• [Challenge]:
From the listing below, extract each entry exactly as written, minus the images.

........

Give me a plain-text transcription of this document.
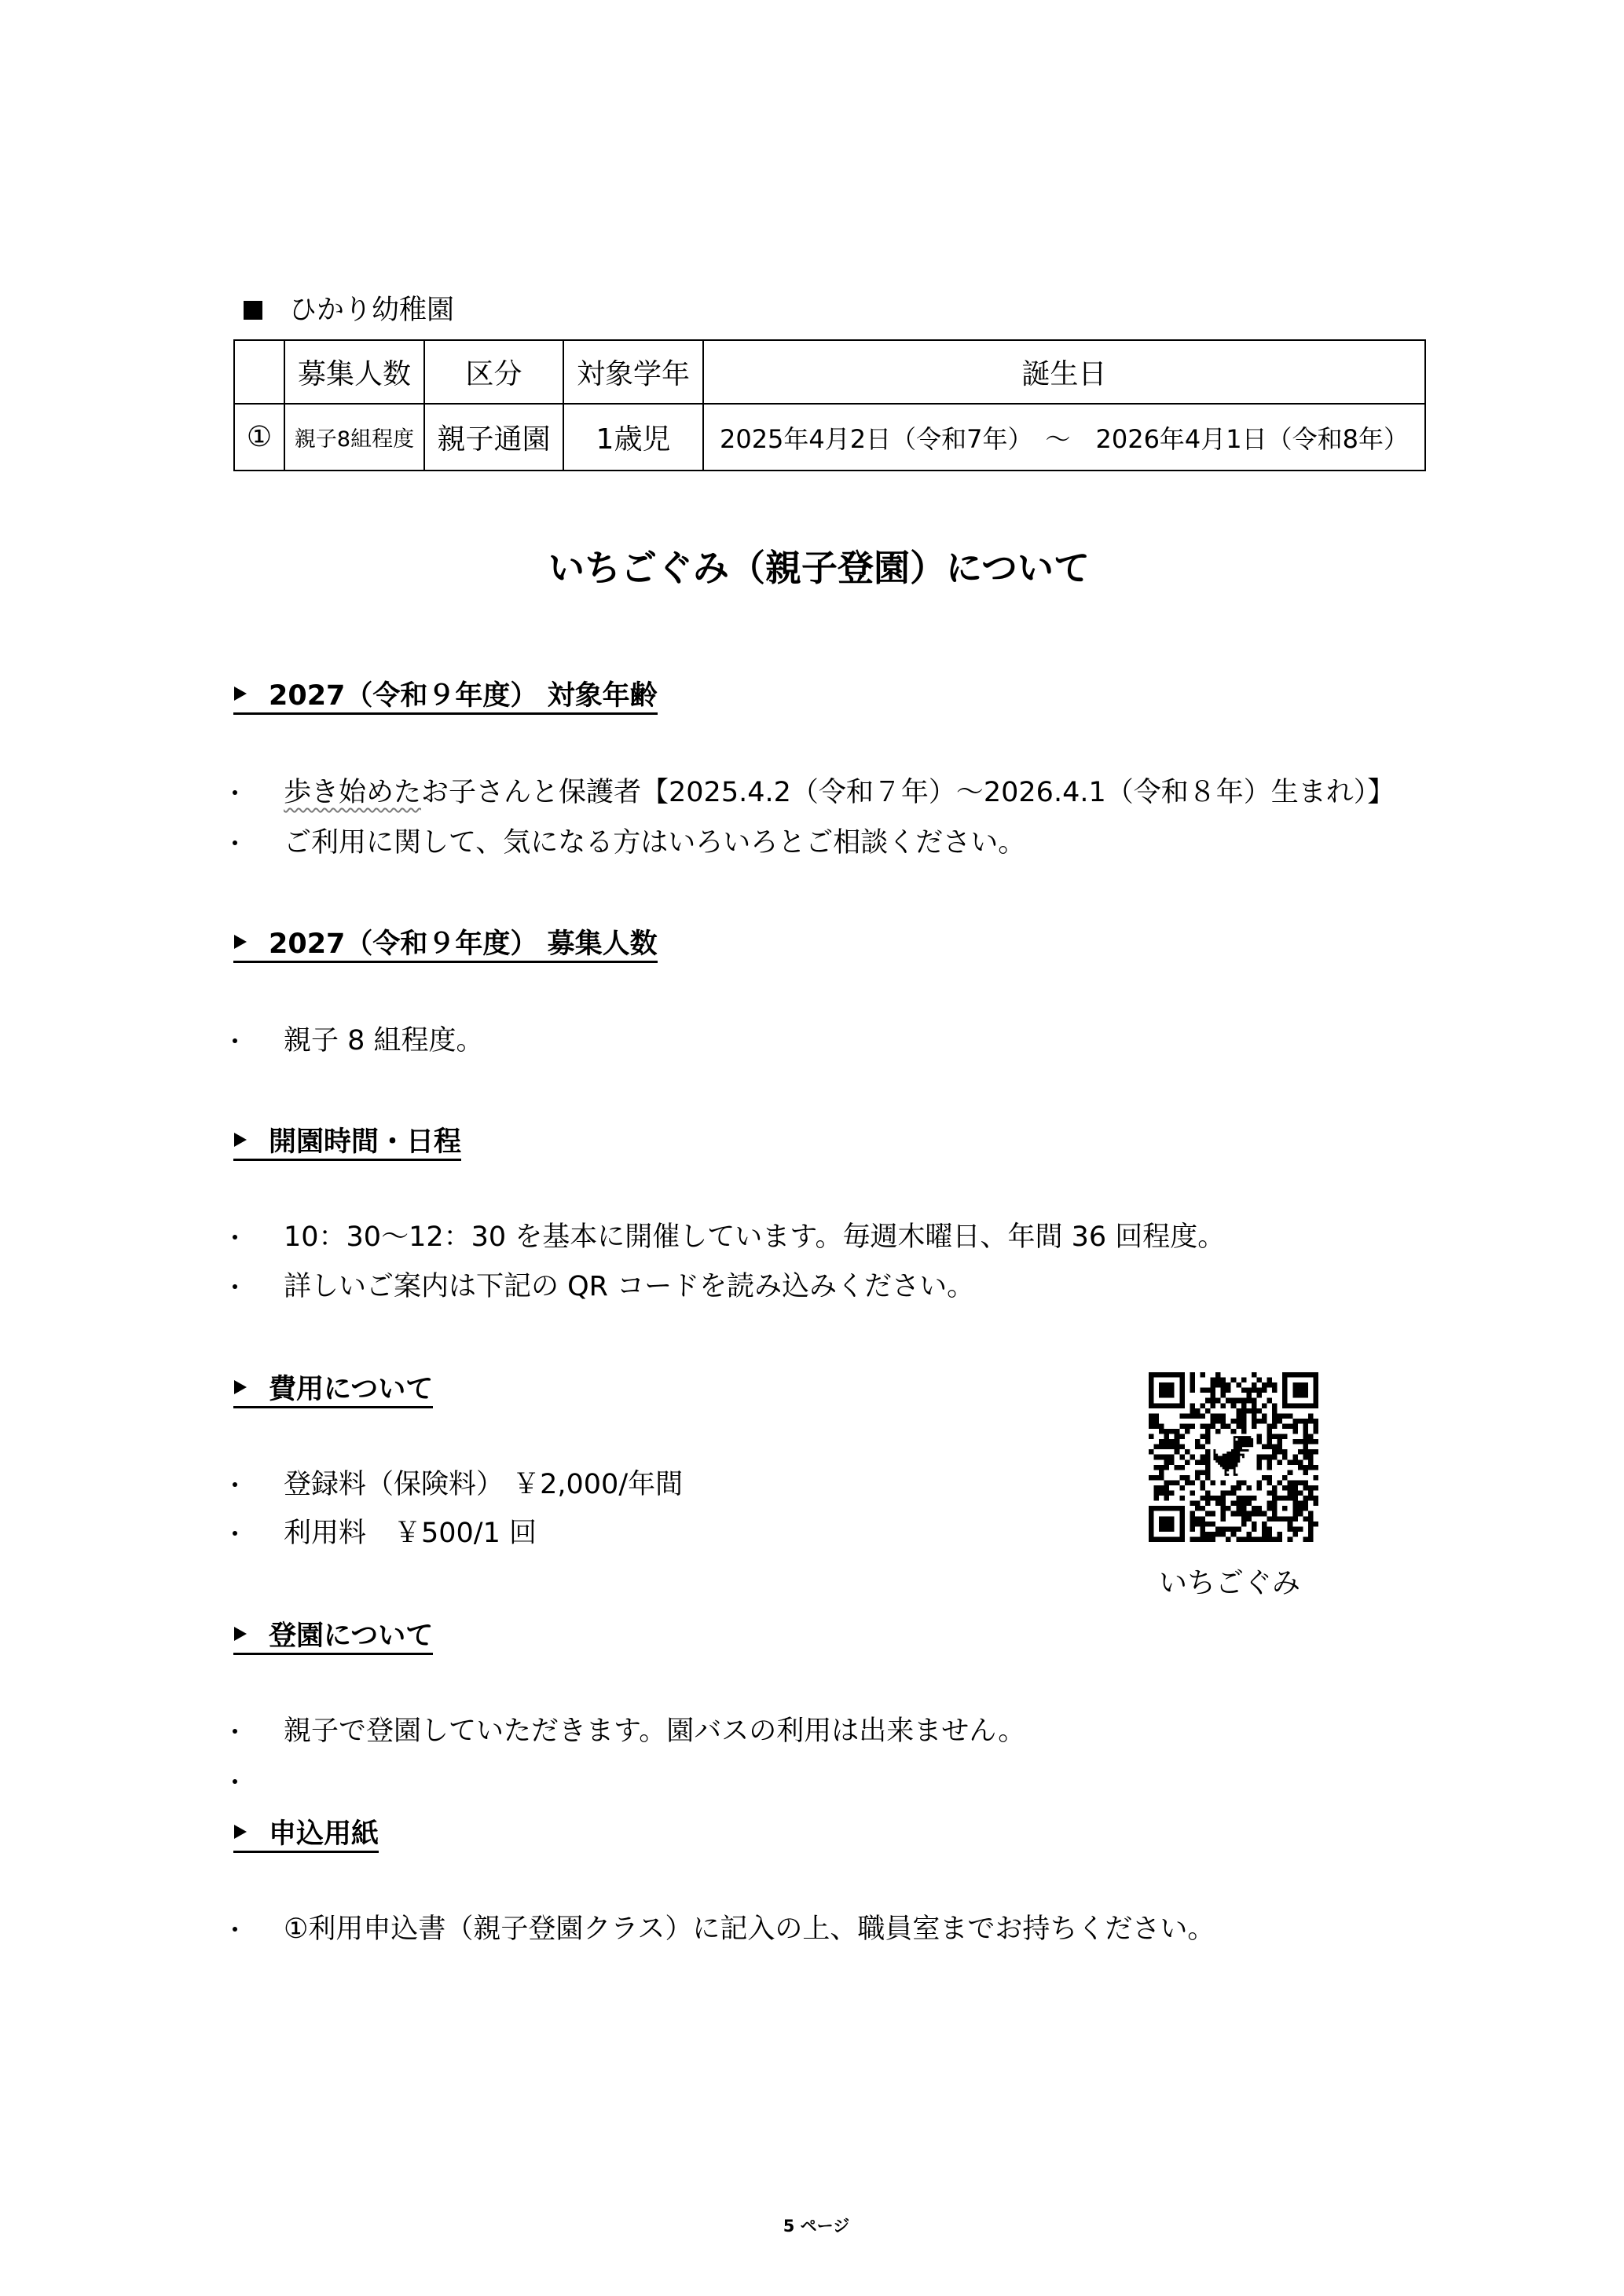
ひかり幼稚園
	募集人数	区分	対象学年	誕生日
①	親子8組程度	親子通園	1歳児	2025年4月2日（令和7年）　～　2026年4月1日（令和8年）
いちごぐみ（親子登園）について
2027（令和９年度） 対象年齢
歩き始めた お子さんと保護者【2025.4.2（令和７年）～2026.4.1（令和８年）生まれ）】
ご利用に関して、気になる方はいろいろとご相談ください。
2027（令和９年度） 募集人数
親子 8 組程度。
開園時間・日程
10：30～12：30 を基本に開催しています。毎週木曜日、年間 36 回程度。
詳しいご案内は下記の QR コードを読み込みください。
費用について
登録料（保険料） ￥2,000/年間
利用料　￥500/1 回
いちごぐみ
登園について
親子で登園していただきます。園バスの利用は出来ません。
申込用紙
①利用申込書（親子登園クラス）に記入の上、職員室までお持ちください。
5 ページ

........

• [Answer to this problem]:
Give me a plain-text transcription of this document.
ひかり幼稚園
	募集人数	区分	対象学年	誕生日
①	親子8組程度	親子通園	1歳児	2025年4月2日（令和7年）　～　2026年4月1日（令和8年）
いちごぐみ（親子登園）について
2027（令和９年度） 対象年齢
歩き始めた お子さんと保護者【2025.4.2（令和７年）～2026.4.1（令和８年）生まれ）】
ご利用に関して、気になる方はいろいろとご相談ください。
2027（令和９年度） 募集人数
親子 8 組程度。
開園時間・日程
10：30～12：30 を基本に開催しています。毎週木曜日、年間 36 回程度。
詳しいご案内は下記の QR コードを読み込みください。
費用について
登録料（保険料） ￥2,000/年間
利用料　￥500/1 回
いちごぐみ
登園について
親子で登園していただきます。園バスの利用は出来ません。
申込用紙
①利用申込書（親子登園クラス）に記入の上、職員室までお持ちください。
5 ページ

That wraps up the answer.